THE REQUEST: Your task is to transcribe the data in full.
----------------------------------------
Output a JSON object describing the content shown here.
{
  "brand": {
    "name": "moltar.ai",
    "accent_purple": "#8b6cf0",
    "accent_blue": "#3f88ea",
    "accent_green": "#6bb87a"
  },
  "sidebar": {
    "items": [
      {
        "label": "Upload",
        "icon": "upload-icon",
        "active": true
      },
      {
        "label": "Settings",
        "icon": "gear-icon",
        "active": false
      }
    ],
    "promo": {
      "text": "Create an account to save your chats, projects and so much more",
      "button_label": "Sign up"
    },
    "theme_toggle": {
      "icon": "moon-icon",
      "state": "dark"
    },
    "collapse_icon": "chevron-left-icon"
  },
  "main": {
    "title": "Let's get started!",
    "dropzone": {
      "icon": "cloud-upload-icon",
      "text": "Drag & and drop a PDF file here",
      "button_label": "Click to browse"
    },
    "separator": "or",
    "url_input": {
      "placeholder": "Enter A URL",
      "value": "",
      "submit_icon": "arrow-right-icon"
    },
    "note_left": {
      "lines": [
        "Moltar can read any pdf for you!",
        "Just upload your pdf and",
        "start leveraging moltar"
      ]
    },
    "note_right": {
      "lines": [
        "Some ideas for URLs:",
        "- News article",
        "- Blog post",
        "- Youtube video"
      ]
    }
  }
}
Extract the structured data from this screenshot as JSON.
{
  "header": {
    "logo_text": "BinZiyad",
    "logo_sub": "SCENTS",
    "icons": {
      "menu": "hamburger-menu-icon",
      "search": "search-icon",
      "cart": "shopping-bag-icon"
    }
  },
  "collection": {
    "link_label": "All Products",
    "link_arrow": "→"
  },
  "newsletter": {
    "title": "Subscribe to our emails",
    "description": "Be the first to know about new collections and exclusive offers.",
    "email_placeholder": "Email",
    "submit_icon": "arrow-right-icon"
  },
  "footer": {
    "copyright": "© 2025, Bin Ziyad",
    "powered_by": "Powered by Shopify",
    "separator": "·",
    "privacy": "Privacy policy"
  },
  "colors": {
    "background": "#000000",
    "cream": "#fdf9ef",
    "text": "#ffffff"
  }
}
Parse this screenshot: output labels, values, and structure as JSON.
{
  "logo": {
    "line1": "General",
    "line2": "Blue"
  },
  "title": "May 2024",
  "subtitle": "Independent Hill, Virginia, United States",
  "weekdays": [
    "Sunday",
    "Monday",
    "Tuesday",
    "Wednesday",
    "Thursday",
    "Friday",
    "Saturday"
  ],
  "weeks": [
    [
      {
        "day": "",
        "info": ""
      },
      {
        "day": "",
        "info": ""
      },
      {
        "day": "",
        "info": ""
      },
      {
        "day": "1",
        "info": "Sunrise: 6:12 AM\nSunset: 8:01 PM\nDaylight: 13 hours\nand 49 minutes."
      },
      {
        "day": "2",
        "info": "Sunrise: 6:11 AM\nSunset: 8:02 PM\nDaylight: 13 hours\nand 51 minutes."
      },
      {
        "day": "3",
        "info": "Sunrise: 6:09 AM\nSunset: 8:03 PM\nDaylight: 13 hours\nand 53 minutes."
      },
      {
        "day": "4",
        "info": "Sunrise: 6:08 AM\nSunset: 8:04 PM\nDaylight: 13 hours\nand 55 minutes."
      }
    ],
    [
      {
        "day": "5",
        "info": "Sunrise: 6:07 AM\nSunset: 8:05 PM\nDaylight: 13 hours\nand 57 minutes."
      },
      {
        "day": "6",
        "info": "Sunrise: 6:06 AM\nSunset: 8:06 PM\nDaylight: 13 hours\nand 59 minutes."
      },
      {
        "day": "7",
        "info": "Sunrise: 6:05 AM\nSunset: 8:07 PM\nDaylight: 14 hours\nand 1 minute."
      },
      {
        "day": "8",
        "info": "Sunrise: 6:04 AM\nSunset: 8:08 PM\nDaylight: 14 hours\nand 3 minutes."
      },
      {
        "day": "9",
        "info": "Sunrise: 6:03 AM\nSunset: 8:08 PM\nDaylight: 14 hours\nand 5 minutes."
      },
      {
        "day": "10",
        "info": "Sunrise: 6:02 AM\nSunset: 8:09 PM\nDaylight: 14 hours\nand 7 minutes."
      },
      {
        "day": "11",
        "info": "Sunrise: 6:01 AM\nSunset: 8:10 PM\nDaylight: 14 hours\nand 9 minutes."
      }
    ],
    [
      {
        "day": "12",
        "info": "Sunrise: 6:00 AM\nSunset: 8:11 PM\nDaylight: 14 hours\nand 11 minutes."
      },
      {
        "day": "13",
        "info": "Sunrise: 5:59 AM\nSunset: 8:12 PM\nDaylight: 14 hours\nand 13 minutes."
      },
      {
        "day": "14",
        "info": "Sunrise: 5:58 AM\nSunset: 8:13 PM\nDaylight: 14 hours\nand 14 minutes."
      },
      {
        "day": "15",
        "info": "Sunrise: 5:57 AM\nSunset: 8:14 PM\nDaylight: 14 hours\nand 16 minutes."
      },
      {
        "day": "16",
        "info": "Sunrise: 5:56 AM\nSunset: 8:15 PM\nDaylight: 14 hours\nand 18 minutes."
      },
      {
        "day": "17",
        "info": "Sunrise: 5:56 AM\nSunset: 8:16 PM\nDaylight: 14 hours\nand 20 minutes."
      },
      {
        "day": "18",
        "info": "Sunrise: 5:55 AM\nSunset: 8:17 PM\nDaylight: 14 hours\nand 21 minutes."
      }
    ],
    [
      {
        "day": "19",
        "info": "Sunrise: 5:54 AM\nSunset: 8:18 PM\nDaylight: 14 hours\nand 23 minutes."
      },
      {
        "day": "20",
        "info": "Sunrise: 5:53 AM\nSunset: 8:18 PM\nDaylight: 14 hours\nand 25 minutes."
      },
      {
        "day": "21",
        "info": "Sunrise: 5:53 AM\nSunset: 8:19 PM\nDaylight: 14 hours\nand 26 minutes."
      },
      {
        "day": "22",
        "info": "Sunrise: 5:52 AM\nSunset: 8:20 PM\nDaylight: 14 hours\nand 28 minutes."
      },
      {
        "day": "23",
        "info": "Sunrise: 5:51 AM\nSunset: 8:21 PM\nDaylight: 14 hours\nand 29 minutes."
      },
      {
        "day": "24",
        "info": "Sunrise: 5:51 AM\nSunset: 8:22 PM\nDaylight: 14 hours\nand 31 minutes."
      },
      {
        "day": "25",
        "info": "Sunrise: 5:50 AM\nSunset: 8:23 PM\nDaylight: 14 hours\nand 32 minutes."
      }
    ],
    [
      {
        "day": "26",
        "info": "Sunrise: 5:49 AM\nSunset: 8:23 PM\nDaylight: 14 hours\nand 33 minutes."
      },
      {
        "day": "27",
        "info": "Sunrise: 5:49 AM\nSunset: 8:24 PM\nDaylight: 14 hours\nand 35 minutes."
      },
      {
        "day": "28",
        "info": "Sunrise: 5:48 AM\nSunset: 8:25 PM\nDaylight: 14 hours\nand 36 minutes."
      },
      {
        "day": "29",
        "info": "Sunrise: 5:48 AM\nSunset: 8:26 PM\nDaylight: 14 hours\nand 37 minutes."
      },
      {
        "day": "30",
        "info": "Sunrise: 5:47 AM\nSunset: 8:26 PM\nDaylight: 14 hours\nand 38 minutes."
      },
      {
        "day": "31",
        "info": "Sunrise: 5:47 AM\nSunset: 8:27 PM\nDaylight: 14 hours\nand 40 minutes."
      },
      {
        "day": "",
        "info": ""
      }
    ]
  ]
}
----------------------------------------
RESULT OF THIS TASK:
Output a JSON object describing the content shown here.
{
  "brand": {
    "name": "moltar.ai",
    "accent_purple": "#8b6cf0",
    "accent_blue": "#3f88ea",
    "accent_green": "#6bb87a"
  },
  "sidebar": {
    "items": [
      {
        "label": "Upload",
        "icon": "upload-icon",
        "active": true
      },
      {
        "label": "Settings",
        "icon": "gear-icon",
        "active": false
      }
    ],
    "promo": {
      "text": "Create an account to save your chats, projects and so much more",
      "button_label": "Sign up"
    },
    "theme_toggle": {
      "icon": "moon-icon",
      "state": "dark"
    },
    "collapse_icon": "chevron-left-icon"
  },
  "main": {
    "title": "Let's get started!",
    "dropzone": {
      "icon": "cloud-upload-icon",
      "text": "Drag & and drop a PDF file here",
      "button_label": "Click to browse"
    },
    "separator": "or",
    "url_input": {
      "placeholder": "Enter A URL",
      "value": "",
      "submit_icon": "arrow-right-icon"
    },
    "note_left": {
      "lines": [
        "Moltar can read any pdf for you!",
        "Just upload your pdf and",
        "start leveraging moltar"
      ]
    },
    "note_right": {
      "lines": [
        "Some ideas for URLs:",
        "- News article",
        "- Blog post",
        "- Youtube video"
      ]
    }
  }
}
Extract the structured data from this screenshot as JSON.
{
  "header": {
    "logo_text": "BinZiyad",
    "logo_sub": "SCENTS",
    "icons": {
      "menu": "hamburger-menu-icon",
      "search": "search-icon",
      "cart": "shopping-bag-icon"
    }
  },
  "collection": {
    "link_label": "All Products",
    "link_arrow": "→"
  },
  "newsletter": {
    "title": "Subscribe to our emails",
    "description": "Be the first to know about new collections and exclusive offers.",
    "email_placeholder": "Email",
    "submit_icon": "arrow-right-icon"
  },
  "footer": {
    "copyright": "© 2025, Bin Ziyad",
    "powered_by": "Powered by Shopify",
    "separator": "·",
    "privacy": "Privacy policy"
  },
  "colors": {
    "background": "#000000",
    "cream": "#fdf9ef",
    "text": "#ffffff"
  }
}
Parse this screenshot: output labels, values, and structure as JSON.
{
  "logo": {
    "line1": "General",
    "line2": "Blue"
  },
  "title": "May 2024",
  "subtitle": "Independent Hill, Virginia, United States",
  "weekdays": [
    "Sunday",
    "Monday",
    "Tuesday",
    "Wednesday",
    "Thursday",
    "Friday",
    "Saturday"
  ],
  "weeks": [
    [
      {
        "day": "",
        "info": ""
      },
      {
        "day": "",
        "info": ""
      },
      {
        "day": "",
        "info": ""
      },
      {
        "day": "1",
        "info": "Sunrise: 6:12 AM\nSunset: 8:01 PM\nDaylight: 13 hours\nand 49 minutes."
      },
      {
        "day": "2",
        "info": "Sunrise: 6:11 AM\nSunset: 8:02 PM\nDaylight: 13 hours\nand 51 minutes."
      },
      {
        "day": "3",
        "info": "Sunrise: 6:09 AM\nSunset: 8:03 PM\nDaylight: 13 hours\nand 53 minutes."
      },
      {
        "day": "4",
        "info": "Sunrise: 6:08 AM\nSunset: 8:04 PM\nDaylight: 13 hours\nand 55 minutes."
      }
    ],
    [
      {
        "day": "5",
        "info": "Sunrise: 6:07 AM\nSunset: 8:05 PM\nDaylight: 13 hours\nand 57 minutes."
      },
      {
        "day": "6",
        "info": "Sunrise: 6:06 AM\nSunset: 8:06 PM\nDaylight: 13 hours\nand 59 minutes."
      },
      {
        "day": "7",
        "info": "Sunrise: 6:05 AM\nSunset: 8:07 PM\nDaylight: 14 hours\nand 1 minute."
      },
      {
        "day": "8",
        "info": "Sunrise: 6:04 AM\nSunset: 8:08 PM\nDaylight: 14 hours\nand 3 minutes."
      },
      {
        "day": "9",
        "info": "Sunrise: 6:03 AM\nSunset: 8:08 PM\nDaylight: 14 hours\nand 5 minutes."
      },
      {
        "day": "10",
        "info": "Sunrise: 6:02 AM\nSunset: 8:09 PM\nDaylight: 14 hours\nand 7 minutes."
      },
      {
        "day": "11",
        "info": "Sunrise: 6:01 AM\nSunset: 8:10 PM\nDaylight: 14 hours\nand 9 minutes."
      }
    ],
    [
      {
        "day": "12",
        "info": "Sunrise: 6:00 AM\nSunset: 8:11 PM\nDaylight: 14 hours\nand 11 minutes."
      },
      {
        "day": "13",
        "info": "Sunrise: 5:59 AM\nSunset: 8:12 PM\nDaylight: 14 hours\nand 13 minutes."
      },
      {
        "day": "14",
        "info": "Sunrise: 5:58 AM\nSunset: 8:13 PM\nDaylight: 14 hours\nand 14 minutes."
      },
      {
        "day": "15",
        "info": "Sunrise: 5:57 AM\nSunset: 8:14 PM\nDaylight: 14 hours\nand 16 minutes."
      },
      {
        "day": "16",
        "info": "Sunrise: 5:56 AM\nSunset: 8:15 PM\nDaylight: 14 hours\nand 18 minutes."
      },
      {
        "day": "17",
        "info": "Sunrise: 5:56 AM\nSunset: 8:16 PM\nDaylight: 14 hours\nand 20 minutes."
      },
      {
        "day": "18",
        "info": "Sunrise: 5:55 AM\nSunset: 8:17 PM\nDaylight: 14 hours\nand 21 minutes."
      }
    ],
    [
      {
        "day": "19",
        "info": "Sunrise: 5:54 AM\nSunset: 8:18 PM\nDaylight: 14 hours\nand 23 minutes."
      },
      {
        "day": "20",
        "info": "Sunrise: 5:53 AM\nSunset: 8:18 PM\nDaylight: 14 hours\nand 25 minutes."
      },
      {
        "day": "21",
        "info": "Sunrise: 5:53 AM\nSunset: 8:19 PM\nDaylight: 14 hours\nand 26 minutes."
      },
      {
        "day": "22",
        "info": "Sunrise: 5:52 AM\nSunset: 8:20 PM\nDaylight: 14 hours\nand 28 minutes."
      },
      {
        "day": "23",
        "info": "Sunrise: 5:51 AM\nSunset: 8:21 PM\nDaylight: 14 hours\nand 29 minutes."
      },
      {
        "day": "24",
        "info": "Sunrise: 5:51 AM\nSunset: 8:22 PM\nDaylight: 14 hours\nand 31 minutes."
      },
      {
        "day": "25",
        "info": "Sunrise: 5:50 AM\nSunset: 8:23 PM\nDaylight: 14 hours\nand 32 minutes."
      }
    ],
    [
      {
        "day": "26",
        "info": "Sunrise: 5:49 AM\nSunset: 8:23 PM\nDaylight: 14 hours\nand 33 minutes."
      },
      {
        "day": "27",
        "info": "Sunrise: 5:49 AM\nSunset: 8:24 PM\nDaylight: 14 hours\nand 35 minutes."
      },
      {
        "day": "28",
        "info": "Sunrise: 5:48 AM\nSunset: 8:25 PM\nDaylight: 14 hours\nand 36 minutes."
      },
      {
        "day": "29",
        "info": "Sunrise: 5:48 AM\nSunset: 8:26 PM\nDaylight: 14 hours\nand 37 minutes."
      },
      {
        "day": "30",
        "info": "Sunrise: 5:47 AM\nSunset: 8:26 PM\nDaylight: 14 hours\nand 38 minutes."
      },
      {
        "day": "31",
        "info": "Sunrise: 5:47 AM\nSunset: 8:27 PM\nDaylight: 14 hours\nand 40 minutes."
      },
      {
        "day": "",
        "info": ""
      }
    ]
  ]
}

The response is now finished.